◆ Stated goal:
What is the number of lines in the entries below that include the word "text"? Provide the number only.

◆ ◆ ◆ ◆ ◆

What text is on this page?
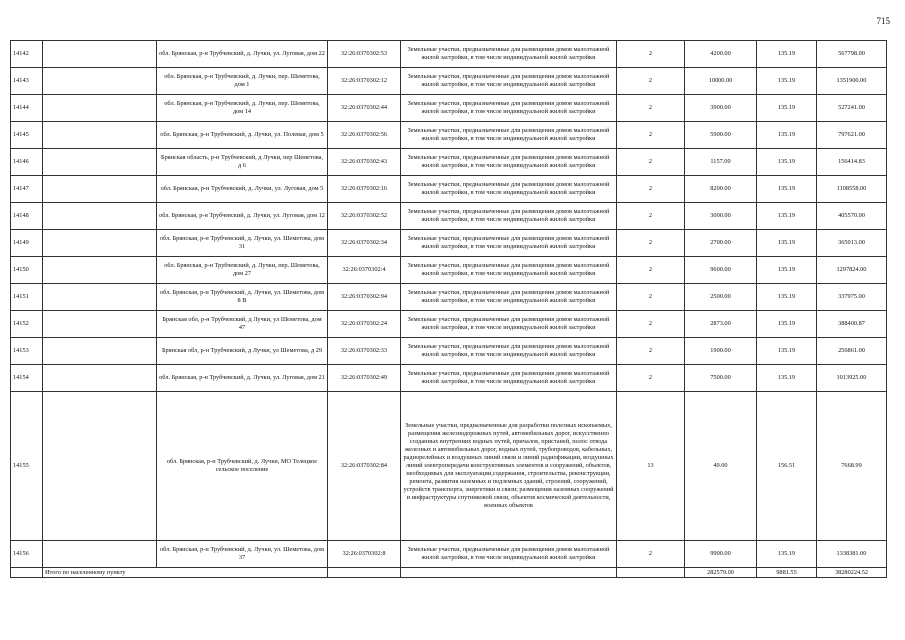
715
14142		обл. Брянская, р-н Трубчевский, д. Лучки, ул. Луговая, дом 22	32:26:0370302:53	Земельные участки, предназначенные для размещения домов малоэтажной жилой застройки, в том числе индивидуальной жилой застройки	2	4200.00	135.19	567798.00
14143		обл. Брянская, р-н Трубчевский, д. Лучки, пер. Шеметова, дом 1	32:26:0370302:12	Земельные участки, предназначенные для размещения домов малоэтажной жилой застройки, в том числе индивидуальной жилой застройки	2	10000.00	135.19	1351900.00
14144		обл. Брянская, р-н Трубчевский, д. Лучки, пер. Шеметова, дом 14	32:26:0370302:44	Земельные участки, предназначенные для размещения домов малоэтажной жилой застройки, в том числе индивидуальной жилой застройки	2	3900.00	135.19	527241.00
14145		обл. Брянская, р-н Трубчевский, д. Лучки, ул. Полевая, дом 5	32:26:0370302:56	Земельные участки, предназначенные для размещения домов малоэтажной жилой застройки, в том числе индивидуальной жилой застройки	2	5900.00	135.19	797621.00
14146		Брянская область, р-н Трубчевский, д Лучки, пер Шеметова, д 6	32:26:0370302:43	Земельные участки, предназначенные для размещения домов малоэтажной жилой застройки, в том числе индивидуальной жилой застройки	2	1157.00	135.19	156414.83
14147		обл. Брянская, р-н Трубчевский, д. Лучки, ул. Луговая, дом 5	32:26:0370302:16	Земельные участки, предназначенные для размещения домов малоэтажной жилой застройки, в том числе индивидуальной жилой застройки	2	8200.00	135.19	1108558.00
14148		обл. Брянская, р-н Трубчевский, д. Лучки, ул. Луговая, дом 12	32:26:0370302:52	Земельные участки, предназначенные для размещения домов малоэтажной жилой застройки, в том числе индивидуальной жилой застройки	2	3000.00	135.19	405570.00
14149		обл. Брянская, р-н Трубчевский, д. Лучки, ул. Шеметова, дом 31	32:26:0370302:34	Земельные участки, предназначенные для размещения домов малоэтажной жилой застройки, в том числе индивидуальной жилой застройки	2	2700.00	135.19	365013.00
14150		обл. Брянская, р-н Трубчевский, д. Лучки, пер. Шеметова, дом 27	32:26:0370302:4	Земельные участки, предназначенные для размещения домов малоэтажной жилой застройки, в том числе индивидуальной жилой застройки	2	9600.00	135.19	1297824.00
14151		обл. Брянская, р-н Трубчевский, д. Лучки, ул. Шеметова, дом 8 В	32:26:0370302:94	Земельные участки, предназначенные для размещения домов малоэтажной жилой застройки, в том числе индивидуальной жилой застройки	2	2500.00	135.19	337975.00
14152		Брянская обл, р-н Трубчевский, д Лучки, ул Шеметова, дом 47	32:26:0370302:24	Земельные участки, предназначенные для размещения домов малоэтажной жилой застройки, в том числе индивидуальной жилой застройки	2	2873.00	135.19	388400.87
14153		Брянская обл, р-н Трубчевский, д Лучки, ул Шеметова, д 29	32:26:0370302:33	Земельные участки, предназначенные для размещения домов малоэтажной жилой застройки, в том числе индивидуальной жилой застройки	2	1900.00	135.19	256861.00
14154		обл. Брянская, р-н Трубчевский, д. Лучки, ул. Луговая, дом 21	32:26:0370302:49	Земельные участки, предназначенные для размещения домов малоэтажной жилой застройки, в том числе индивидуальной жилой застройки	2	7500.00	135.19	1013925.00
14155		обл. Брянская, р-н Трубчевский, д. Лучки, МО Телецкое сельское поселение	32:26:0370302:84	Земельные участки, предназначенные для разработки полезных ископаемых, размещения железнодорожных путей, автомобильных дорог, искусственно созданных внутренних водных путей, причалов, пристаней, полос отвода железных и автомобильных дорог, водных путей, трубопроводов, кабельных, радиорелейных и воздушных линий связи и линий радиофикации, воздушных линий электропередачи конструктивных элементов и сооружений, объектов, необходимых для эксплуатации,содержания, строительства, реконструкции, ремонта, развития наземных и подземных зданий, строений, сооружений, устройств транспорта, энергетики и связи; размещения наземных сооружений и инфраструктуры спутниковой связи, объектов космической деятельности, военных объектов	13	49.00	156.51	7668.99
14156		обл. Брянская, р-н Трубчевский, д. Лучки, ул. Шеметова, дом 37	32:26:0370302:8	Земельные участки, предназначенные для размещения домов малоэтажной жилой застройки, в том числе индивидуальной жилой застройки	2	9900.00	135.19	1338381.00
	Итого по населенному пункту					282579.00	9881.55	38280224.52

◆ ◆ ◆ ◆ ◆

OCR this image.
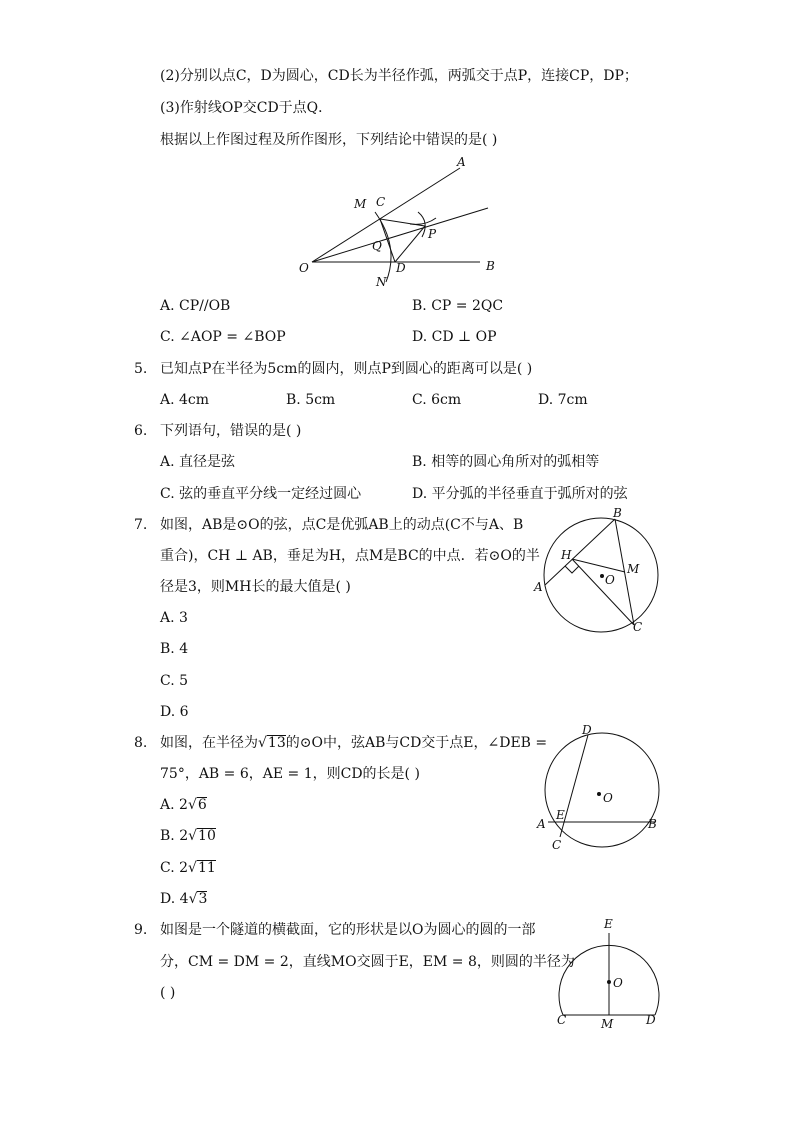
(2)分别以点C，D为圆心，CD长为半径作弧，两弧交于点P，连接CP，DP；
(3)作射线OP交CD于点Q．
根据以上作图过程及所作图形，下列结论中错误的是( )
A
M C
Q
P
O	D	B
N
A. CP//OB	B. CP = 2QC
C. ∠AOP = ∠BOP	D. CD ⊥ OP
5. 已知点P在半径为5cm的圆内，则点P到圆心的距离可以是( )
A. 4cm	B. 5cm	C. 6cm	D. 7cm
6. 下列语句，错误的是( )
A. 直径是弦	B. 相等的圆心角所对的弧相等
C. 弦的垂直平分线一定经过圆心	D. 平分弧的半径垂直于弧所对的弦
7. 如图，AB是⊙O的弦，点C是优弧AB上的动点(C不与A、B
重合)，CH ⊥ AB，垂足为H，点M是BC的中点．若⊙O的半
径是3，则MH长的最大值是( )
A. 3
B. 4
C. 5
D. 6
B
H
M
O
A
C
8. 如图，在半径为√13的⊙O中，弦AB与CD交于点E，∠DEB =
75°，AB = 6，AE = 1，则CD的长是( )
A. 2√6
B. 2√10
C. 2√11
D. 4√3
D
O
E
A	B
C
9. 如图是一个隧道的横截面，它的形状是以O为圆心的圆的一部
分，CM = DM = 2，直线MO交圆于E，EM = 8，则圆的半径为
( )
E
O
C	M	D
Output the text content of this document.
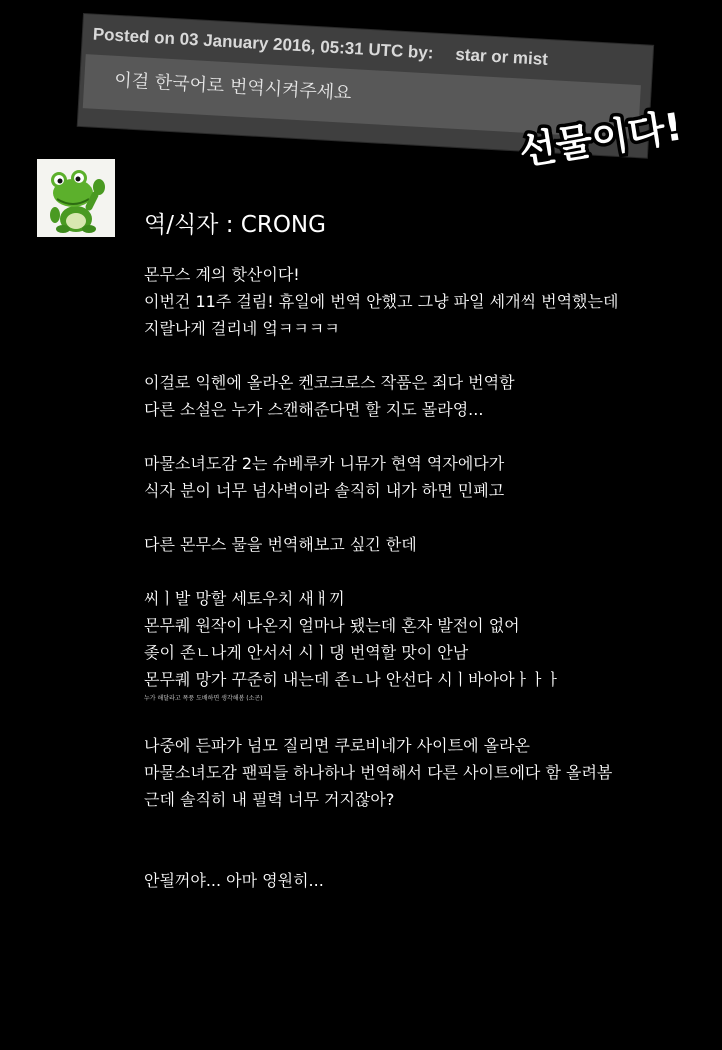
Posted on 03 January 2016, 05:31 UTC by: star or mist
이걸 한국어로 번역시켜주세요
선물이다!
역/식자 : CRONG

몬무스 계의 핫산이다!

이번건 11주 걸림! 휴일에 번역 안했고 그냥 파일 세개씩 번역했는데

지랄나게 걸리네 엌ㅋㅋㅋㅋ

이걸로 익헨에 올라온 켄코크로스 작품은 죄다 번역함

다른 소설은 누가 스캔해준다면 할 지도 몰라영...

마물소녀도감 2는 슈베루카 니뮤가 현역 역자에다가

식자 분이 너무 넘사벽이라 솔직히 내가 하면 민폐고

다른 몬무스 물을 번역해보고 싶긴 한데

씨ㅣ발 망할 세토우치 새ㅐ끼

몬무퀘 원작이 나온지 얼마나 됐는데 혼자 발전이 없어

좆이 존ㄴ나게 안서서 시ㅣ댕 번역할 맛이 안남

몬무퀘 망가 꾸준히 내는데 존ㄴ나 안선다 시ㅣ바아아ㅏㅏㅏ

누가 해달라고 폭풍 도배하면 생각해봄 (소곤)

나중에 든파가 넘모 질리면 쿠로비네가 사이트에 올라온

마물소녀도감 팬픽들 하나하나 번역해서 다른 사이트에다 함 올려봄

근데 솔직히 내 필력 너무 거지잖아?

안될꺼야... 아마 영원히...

◆ ◆ ◆ ◆ ◆

◆ Final answer:
2